- Problem details -
Repeat the entries that follow verbatim, without any of their pictures.

- Input rows -
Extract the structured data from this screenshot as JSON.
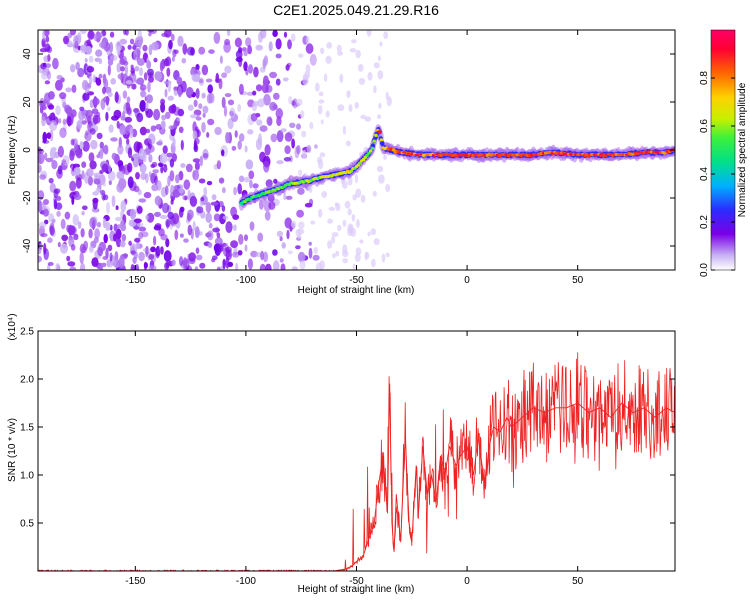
{
  "title": "C2E1.2025.049.21.29.R16",
  "chart_data": [
    {
      "type": "heatmap",
      "xlabel": "Height of straight line (km)",
      "ylabel": "Frequency (Hz)",
      "xlim": [
        -194,
        94
      ],
      "ylim": [
        -50,
        50
      ],
      "xticks": [
        -150,
        -100,
        -50,
        0,
        50
      ],
      "yticks": [
        -40,
        -20,
        0,
        20,
        40
      ],
      "colorbar": {
        "label": "Normalized spectral amplitude",
        "range": [
          0,
          1
        ],
        "ticks": [
          0.0,
          0.2,
          0.4,
          0.6,
          0.8
        ],
        "colors": [
          "#ffffff",
          "#c9b3f5",
          "#7a00e6",
          "#2b2bff",
          "#00b0ff",
          "#00e08a",
          "#3cf03c",
          "#c8f000",
          "#ffd000",
          "#ff6600",
          "#ff0033",
          "#ff0066"
        ]
      },
      "trace": {
        "x": [
          -102,
          -95,
          -88,
          -80,
          -72,
          -64,
          -58,
          -53,
          -49,
          -46,
          -43,
          -42,
          -40,
          -38,
          -30,
          -20,
          -10,
          0,
          10,
          20,
          30,
          40,
          50,
          60,
          70,
          80,
          90,
          94
        ],
        "y": [
          -22,
          -19,
          -17,
          -14,
          -13,
          -11,
          -10,
          -9,
          -6,
          -3,
          0,
          4,
          9,
          1,
          -1,
          -2,
          -2,
          -2,
          -2,
          -2,
          -2,
          -1,
          -2,
          -2,
          -2,
          -1,
          -1,
          0
        ],
        "amplitude": [
          0.25,
          0.3,
          0.3,
          0.35,
          0.4,
          0.45,
          0.5,
          0.55,
          0.45,
          0.4,
          0.45,
          0.55,
          0.6,
          0.7,
          0.8,
          0.75,
          0.8,
          0.85,
          0.8,
          0.85,
          0.9,
          0.8,
          0.85,
          0.9,
          0.8,
          0.85,
          0.8,
          0.7
        ]
      },
      "noise_region_x": [
        -194,
        -68
      ]
    },
    {
      "type": "line",
      "xlabel": "Height of straight line (km)",
      "ylabel": "SNR (10 * v/v)",
      "y_multiplier": "(x10⁴)",
      "xlim": [
        -194,
        94
      ],
      "ylim": [
        0,
        2.5
      ],
      "xticks": [
        -150,
        -100,
        -50,
        0,
        50
      ],
      "yticks": [
        0.5,
        1.0,
        1.5,
        2.0,
        2.5
      ],
      "color": "#ee2222",
      "series": [
        {
          "x": [
            -194,
            -60,
            -55,
            -52,
            -50,
            -47,
            -45,
            -42,
            -40,
            -38,
            -36,
            -35,
            -34,
            -33,
            -32,
            -30,
            -28,
            -26,
            -25,
            -23,
            -22,
            -20,
            -18,
            -16,
            -14,
            -12,
            -10,
            -8,
            -5,
            -3,
            0,
            3,
            5,
            8,
            10,
            12,
            15,
            18,
            20,
            25,
            30,
            35,
            40,
            45,
            50,
            55,
            60,
            65,
            70,
            75,
            80,
            85,
            90,
            94
          ],
          "y": [
            0.0,
            0.0,
            0.02,
            0.05,
            0.1,
            0.15,
            0.3,
            0.5,
            0.9,
            1.2,
            0.6,
            1.95,
            0.5,
            0.2,
            0.8,
            0.3,
            1.4,
            0.4,
            0.3,
            1.1,
            0.6,
            1.3,
            0.8,
            1.0,
            0.7,
            1.2,
            1.0,
            1.3,
            1.1,
            1.2,
            1.3,
            1.0,
            1.4,
            0.9,
            1.3,
            1.5,
            1.45,
            1.6,
            1.5,
            1.6,
            1.7,
            1.65,
            1.7,
            1.7,
            1.75,
            1.65,
            1.7,
            1.6,
            1.75,
            1.65,
            1.7,
            1.6,
            1.7,
            1.65
          ]
        }
      ]
    }
  ]
}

- Output -
Extract the structured data from this screenshot as JSON.
{
  "title": "C2E1.2025.049.21.29.R16",
  "chart_data": [
    {
      "type": "heatmap",
      "xlabel": "Height of straight line (km)",
      "ylabel": "Frequency (Hz)",
      "xlim": [
        -194,
        94
      ],
      "ylim": [
        -50,
        50
      ],
      "xticks": [
        -150,
        -100,
        -50,
        0,
        50
      ],
      "yticks": [
        -40,
        -20,
        0,
        20,
        40
      ],
      "colorbar": {
        "label": "Normalized spectral amplitude",
        "range": [
          0,
          1
        ],
        "ticks": [
          0.0,
          0.2,
          0.4,
          0.6,
          0.8
        ],
        "colors": [
          "#ffffff",
          "#c9b3f5",
          "#7a00e6",
          "#2b2bff",
          "#00b0ff",
          "#00e08a",
          "#3cf03c",
          "#c8f000",
          "#ffd000",
          "#ff6600",
          "#ff0033",
          "#ff0066"
        ]
      },
      "trace": {
        "x": [
          -102,
          -95,
          -88,
          -80,
          -72,
          -64,
          -58,
          -53,
          -49,
          -46,
          -43,
          -42,
          -40,
          -38,
          -30,
          -20,
          -10,
          0,
          10,
          20,
          30,
          40,
          50,
          60,
          70,
          80,
          90,
          94
        ],
        "y": [
          -22,
          -19,
          -17,
          -14,
          -13,
          -11,
          -10,
          -9,
          -6,
          -3,
          0,
          4,
          9,
          1,
          -1,
          -2,
          -2,
          -2,
          -2,
          -2,
          -2,
          -1,
          -2,
          -2,
          -2,
          -1,
          -1,
          0
        ],
        "amplitude": [
          0.25,
          0.3,
          0.3,
          0.35,
          0.4,
          0.45,
          0.5,
          0.55,
          0.45,
          0.4,
          0.45,
          0.55,
          0.6,
          0.7,
          0.8,
          0.75,
          0.8,
          0.85,
          0.8,
          0.85,
          0.9,
          0.8,
          0.85,
          0.9,
          0.8,
          0.85,
          0.8,
          0.7
        ]
      },
      "noise_region_x": [
        -194,
        -68
      ]
    },
    {
      "type": "line",
      "xlabel": "Height of straight line (km)",
      "ylabel": "SNR (10 * v/v)",
      "y_multiplier": "(x10⁴)",
      "xlim": [
        -194,
        94
      ],
      "ylim": [
        0,
        2.5
      ],
      "xticks": [
        -150,
        -100,
        -50,
        0,
        50
      ],
      "yticks": [
        0.5,
        1.0,
        1.5,
        2.0,
        2.5
      ],
      "color": "#ee2222",
      "series": [
        {
          "x": [
            -194,
            -60,
            -55,
            -52,
            -50,
            -47,
            -45,
            -42,
            -40,
            -38,
            -36,
            -35,
            -34,
            -33,
            -32,
            -30,
            -28,
            -26,
            -25,
            -23,
            -22,
            -20,
            -18,
            -16,
            -14,
            -12,
            -10,
            -8,
            -5,
            -3,
            0,
            3,
            5,
            8,
            10,
            12,
            15,
            18,
            20,
            25,
            30,
            35,
            40,
            45,
            50,
            55,
            60,
            65,
            70,
            75,
            80,
            85,
            90,
            94
          ],
          "y": [
            0.0,
            0.0,
            0.02,
            0.05,
            0.1,
            0.15,
            0.3,
            0.5,
            0.9,
            1.2,
            0.6,
            1.95,
            0.5,
            0.2,
            0.8,
            0.3,
            1.4,
            0.4,
            0.3,
            1.1,
            0.6,
            1.3,
            0.8,
            1.0,
            0.7,
            1.2,
            1.0,
            1.3,
            1.1,
            1.2,
            1.3,
            1.0,
            1.4,
            0.9,
            1.3,
            1.5,
            1.45,
            1.6,
            1.5,
            1.6,
            1.7,
            1.65,
            1.7,
            1.7,
            1.75,
            1.65,
            1.7,
            1.6,
            1.75,
            1.65,
            1.7,
            1.6,
            1.7,
            1.65
          ]
        }
      ]
    }
  ]
}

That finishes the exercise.